(Raw records)
'''
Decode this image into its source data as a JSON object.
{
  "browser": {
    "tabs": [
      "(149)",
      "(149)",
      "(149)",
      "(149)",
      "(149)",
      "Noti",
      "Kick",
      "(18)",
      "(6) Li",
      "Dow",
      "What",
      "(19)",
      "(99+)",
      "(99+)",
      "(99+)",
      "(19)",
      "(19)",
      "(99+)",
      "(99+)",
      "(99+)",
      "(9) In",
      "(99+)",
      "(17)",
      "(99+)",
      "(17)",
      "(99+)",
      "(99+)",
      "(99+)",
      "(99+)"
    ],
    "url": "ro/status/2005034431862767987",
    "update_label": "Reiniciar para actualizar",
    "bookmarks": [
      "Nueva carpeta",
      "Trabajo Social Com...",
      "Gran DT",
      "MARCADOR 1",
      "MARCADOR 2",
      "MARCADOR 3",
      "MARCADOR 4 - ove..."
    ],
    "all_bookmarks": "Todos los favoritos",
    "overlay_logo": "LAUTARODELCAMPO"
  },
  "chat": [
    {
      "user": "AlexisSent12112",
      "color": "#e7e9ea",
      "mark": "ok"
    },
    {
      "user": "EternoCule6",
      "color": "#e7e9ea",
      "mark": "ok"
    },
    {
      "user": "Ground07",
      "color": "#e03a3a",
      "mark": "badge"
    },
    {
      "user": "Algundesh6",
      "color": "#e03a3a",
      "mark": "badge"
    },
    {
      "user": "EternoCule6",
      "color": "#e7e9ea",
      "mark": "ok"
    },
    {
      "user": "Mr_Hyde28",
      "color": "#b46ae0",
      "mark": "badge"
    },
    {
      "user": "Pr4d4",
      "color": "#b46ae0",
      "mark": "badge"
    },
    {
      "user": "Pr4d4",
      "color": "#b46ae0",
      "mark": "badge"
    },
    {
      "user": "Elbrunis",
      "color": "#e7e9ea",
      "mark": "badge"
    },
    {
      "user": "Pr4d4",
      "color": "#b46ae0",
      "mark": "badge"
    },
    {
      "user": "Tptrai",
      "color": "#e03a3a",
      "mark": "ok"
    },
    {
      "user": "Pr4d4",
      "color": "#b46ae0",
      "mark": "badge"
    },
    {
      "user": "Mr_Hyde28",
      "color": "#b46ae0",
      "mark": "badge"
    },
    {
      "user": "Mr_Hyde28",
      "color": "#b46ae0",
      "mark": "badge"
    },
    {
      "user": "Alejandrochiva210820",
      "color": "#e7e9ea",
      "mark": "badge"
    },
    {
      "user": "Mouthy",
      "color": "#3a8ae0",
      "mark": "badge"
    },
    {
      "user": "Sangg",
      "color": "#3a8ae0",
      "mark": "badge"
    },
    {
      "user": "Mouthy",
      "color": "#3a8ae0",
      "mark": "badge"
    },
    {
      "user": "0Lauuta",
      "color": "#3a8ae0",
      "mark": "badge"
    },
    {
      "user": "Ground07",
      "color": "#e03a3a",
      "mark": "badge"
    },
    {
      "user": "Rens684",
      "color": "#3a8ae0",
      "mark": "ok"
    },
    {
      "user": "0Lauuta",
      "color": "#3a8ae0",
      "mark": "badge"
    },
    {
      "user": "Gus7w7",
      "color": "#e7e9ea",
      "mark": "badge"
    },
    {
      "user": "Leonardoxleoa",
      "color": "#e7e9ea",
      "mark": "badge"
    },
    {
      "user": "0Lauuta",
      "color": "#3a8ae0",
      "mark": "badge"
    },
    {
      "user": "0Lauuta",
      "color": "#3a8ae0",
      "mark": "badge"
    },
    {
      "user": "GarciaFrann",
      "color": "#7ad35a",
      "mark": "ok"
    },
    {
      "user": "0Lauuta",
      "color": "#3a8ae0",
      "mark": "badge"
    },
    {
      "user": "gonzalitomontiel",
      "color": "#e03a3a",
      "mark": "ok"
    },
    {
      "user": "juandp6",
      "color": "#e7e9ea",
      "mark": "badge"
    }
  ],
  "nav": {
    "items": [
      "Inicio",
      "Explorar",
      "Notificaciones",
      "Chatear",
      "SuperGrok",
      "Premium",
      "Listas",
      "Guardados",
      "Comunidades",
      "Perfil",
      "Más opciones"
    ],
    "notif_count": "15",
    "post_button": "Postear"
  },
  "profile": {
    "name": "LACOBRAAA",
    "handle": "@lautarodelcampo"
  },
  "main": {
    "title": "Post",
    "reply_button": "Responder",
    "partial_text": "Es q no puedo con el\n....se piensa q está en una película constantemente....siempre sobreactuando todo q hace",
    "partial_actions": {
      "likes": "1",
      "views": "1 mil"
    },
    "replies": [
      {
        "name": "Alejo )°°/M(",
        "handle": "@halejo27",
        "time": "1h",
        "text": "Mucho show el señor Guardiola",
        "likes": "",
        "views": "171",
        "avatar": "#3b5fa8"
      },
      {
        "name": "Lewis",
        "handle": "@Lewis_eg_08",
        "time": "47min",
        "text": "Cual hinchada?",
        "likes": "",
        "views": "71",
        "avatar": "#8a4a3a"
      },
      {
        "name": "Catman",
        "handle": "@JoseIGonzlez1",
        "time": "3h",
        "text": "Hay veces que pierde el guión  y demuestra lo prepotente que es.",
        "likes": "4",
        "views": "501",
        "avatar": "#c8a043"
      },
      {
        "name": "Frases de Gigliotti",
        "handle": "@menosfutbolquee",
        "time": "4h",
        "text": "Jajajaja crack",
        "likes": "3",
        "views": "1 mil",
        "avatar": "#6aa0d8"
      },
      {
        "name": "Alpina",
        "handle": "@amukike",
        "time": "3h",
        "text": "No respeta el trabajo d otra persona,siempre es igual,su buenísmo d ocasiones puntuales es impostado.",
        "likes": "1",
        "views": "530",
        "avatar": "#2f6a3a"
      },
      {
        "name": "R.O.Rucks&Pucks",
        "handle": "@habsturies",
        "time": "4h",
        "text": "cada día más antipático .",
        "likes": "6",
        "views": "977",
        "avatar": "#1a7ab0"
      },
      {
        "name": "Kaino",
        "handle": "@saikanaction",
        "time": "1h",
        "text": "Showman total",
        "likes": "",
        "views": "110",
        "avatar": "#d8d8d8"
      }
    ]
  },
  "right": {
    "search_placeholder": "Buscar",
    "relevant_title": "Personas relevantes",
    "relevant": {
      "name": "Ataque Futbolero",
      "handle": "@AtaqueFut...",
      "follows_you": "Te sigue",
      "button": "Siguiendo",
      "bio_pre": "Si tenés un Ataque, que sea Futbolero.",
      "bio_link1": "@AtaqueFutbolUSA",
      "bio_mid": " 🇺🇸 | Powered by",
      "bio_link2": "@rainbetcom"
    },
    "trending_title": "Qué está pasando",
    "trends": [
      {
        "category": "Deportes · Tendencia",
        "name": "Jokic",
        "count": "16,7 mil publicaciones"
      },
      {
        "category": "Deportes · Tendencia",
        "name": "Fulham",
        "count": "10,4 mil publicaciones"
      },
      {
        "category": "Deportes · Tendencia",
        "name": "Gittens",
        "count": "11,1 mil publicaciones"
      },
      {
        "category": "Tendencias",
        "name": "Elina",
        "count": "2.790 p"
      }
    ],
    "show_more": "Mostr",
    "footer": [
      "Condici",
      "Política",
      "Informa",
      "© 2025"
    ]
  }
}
'''
STATED EXERCISE:
Copy every record exactly, with nothing added or dropped.

OUTPUT FOR THIS EXERCISE:
Decode this image into its source data as a JSON object.
{
  "browser": {
    "tabs": [
      "(149)",
      "(149)",
      "(149)",
      "(149)",
      "(149)",
      "Noti",
      "Kick",
      "(18)",
      "(6) Li",
      "Dow",
      "What",
      "(19)",
      "(99+)",
      "(99+)",
      "(99+)",
      "(19)",
      "(19)",
      "(99+)",
      "(99+)",
      "(99+)",
      "(9) In",
      "(99+)",
      "(17)",
      "(99+)",
      "(17)",
      "(99+)",
      "(99+)",
      "(99+)",
      "(99+)"
    ],
    "url": "ro/status/2005034431862767987",
    "update_label": "Reiniciar para actualizar",
    "bookmarks": [
      "Nueva carpeta",
      "Trabajo Social Com...",
      "Gran DT",
      "MARCADOR 1",
      "MARCADOR 2",
      "MARCADOR 3",
      "MARCADOR 4 - ove..."
    ],
    "all_bookmarks": "Todos los favoritos",
    "overlay_logo": "LAUTARODELCAMPO"
  },
  "chat": [
    {
      "user": "AlexisSent12112",
      "color": "#e7e9ea",
      "mark": "ok"
    },
    {
      "user": "EternoCule6",
      "color": "#e7e9ea",
      "mark": "ok"
    },
    {
      "user": "Ground07",
      "color": "#e03a3a",
      "mark": "badge"
    },
    {
      "user": "Algundesh6",
      "color": "#e03a3a",
      "mark": "badge"
    },
    {
      "user": "EternoCule6",
      "color": "#e7e9ea",
      "mark": "ok"
    },
    {
      "user": "Mr_Hyde28",
      "color": "#b46ae0",
      "mark": "badge"
    },
    {
      "user": "Pr4d4",
      "color": "#b46ae0",
      "mark": "badge"
    },
    {
      "user": "Pr4d4",
      "color": "#b46ae0",
      "mark": "badge"
    },
    {
      "user": "Elbrunis",
      "color": "#e7e9ea",
      "mark": "badge"
    },
    {
      "user": "Pr4d4",
      "color": "#b46ae0",
      "mark": "badge"
    },
    {
      "user": "Tptrai",
      "color": "#e03a3a",
      "mark": "ok"
    },
    {
      "user": "Pr4d4",
      "color": "#b46ae0",
      "mark": "badge"
    },
    {
      "user": "Mr_Hyde28",
      "color": "#b46ae0",
      "mark": "badge"
    },
    {
      "user": "Mr_Hyde28",
      "color": "#b46ae0",
      "mark": "badge"
    },
    {
      "user": "Alejandrochiva210820",
      "color": "#e7e9ea",
      "mark": "badge"
    },
    {
      "user": "Mouthy",
      "color": "#3a8ae0",
      "mark": "badge"
    },
    {
      "user": "Sangg",
      "color": "#3a8ae0",
      "mark": "badge"
    },
    {
      "user": "Mouthy",
      "color": "#3a8ae0",
      "mark": "badge"
    },
    {
      "user": "0Lauuta",
      "color": "#3a8ae0",
      "mark": "badge"
    },
    {
      "user": "Ground07",
      "color": "#e03a3a",
      "mark": "badge"
    },
    {
      "user": "Rens684",
      "color": "#3a8ae0",
      "mark": "ok"
    },
    {
      "user": "0Lauuta",
      "color": "#3a8ae0",
      "mark": "badge"
    },
    {
      "user": "Gus7w7",
      "color": "#e7e9ea",
      "mark": "badge"
    },
    {
      "user": "Leonardoxleoa",
      "color": "#e7e9ea",
      "mark": "badge"
    },
    {
      "user": "0Lauuta",
      "color": "#3a8ae0",
      "mark": "badge"
    },
    {
      "user": "0Lauuta",
      "color": "#3a8ae0",
      "mark": "badge"
    },
    {
      "user": "GarciaFrann",
      "color": "#7ad35a",
      "mark": "ok"
    },
    {
      "user": "0Lauuta",
      "color": "#3a8ae0",
      "mark": "badge"
    },
    {
      "user": "gonzalitomontiel",
      "color": "#e03a3a",
      "mark": "ok"
    },
    {
      "user": "juandp6",
      "color": "#e7e9ea",
      "mark": "badge"
    }
  ],
  "nav": {
    "items": [
      "Inicio",
      "Explorar",
      "Notificaciones",
      "Chatear",
      "SuperGrok",
      "Premium",
      "Listas",
      "Guardados",
      "Comunidades",
      "Perfil",
      "Más opciones"
    ],
    "notif_count": "15",
    "post_button": "Postear"
  },
  "profile": {
    "name": "LACOBRAAA",
    "handle": "@lautarodelcampo"
  },
  "main": {
    "title": "Post",
    "reply_button": "Responder",
    "partial_text": "Es q no puedo con el\n....se piensa q está en una película constantemente....siempre sobreactuando todo q hace",
    "partial_actions": {
      "likes": "1",
      "views": "1 mil"
    },
    "replies": [
      {
        "name": "Alejo )°°/M(",
        "handle": "@halejo27",
        "time": "1h",
        "text": "Mucho show el señor Guardiola",
        "likes": "",
        "views": "171",
        "avatar": "#3b5fa8"
      },
      {
        "name": "Lewis",
        "handle": "@Lewis_eg_08",
        "time": "47min",
        "text": "Cual hinchada?",
        "likes": "",
        "views": "71",
        "avatar": "#8a4a3a"
      },
      {
        "name": "Catman",
        "handle": "@JoseIGonzlez1",
        "time": "3h",
        "text": "Hay veces que pierde el guión  y demuestra lo prepotente que es.",
        "likes": "4",
        "views": "501",
        "avatar": "#c8a043"
      },
      {
        "name": "Frases de Gigliotti",
        "handle": "@menosfutbolquee",
        "time": "4h",
        "text": "Jajajaja crack",
        "likes": "3",
        "views": "1 mil",
        "avatar": "#6aa0d8"
      },
      {
        "name": "Alpina",
        "handle": "@amukike",
        "time": "3h",
        "text": "No respeta el trabajo d otra persona,siempre es igual,su buenísmo d ocasiones puntuales es impostado.",
        "likes": "1",
        "views": "530",
        "avatar": "#2f6a3a"
      },
      {
        "name": "R.O.Rucks&Pucks",
        "handle": "@habsturies",
        "time": "4h",
        "text": "cada día más antipático .",
        "likes": "6",
        "views": "977",
        "avatar": "#1a7ab0"
      },
      {
        "name": "Kaino",
        "handle": "@saikanaction",
        "time": "1h",
        "text": "Showman total",
        "likes": "",
        "views": "110",
        "avatar": "#d8d8d8"
      }
    ]
  },
  "right": {
    "search_placeholder": "Buscar",
    "relevant_title": "Personas relevantes",
    "relevant": {
      "name": "Ataque Futbolero",
      "handle": "@AtaqueFut...",
      "follows_you": "Te sigue",
      "button": "Siguiendo",
      "bio_pre": "Si tenés un Ataque, que sea Futbolero.",
      "bio_link1": "@AtaqueFutbolUSA",
      "bio_mid": " 🇺🇸 | Powered by",
      "bio_link2": "@rainbetcom"
    },
    "trending_title": "Qué está pasando",
    "trends": [
      {
        "category": "Deportes · Tendencia",
        "name": "Jokic",
        "count": "16,7 mil publicaciones"
      },
      {
        "category": "Deportes · Tendencia",
        "name": "Fulham",
        "count": "10,4 mil publicaciones"
      },
      {
        "category": "Deportes · Tendencia",
        "name": "Gittens",
        "count": "11,1 mil publicaciones"
      },
      {
        "category": "Tendencias",
        "name": "Elina",
        "count": "2.790 p"
      }
    ],
    "show_more": "Mostr",
    "footer": [
      "Condici",
      "Política",
      "Informa",
      "© 2025"
    ]
  }
}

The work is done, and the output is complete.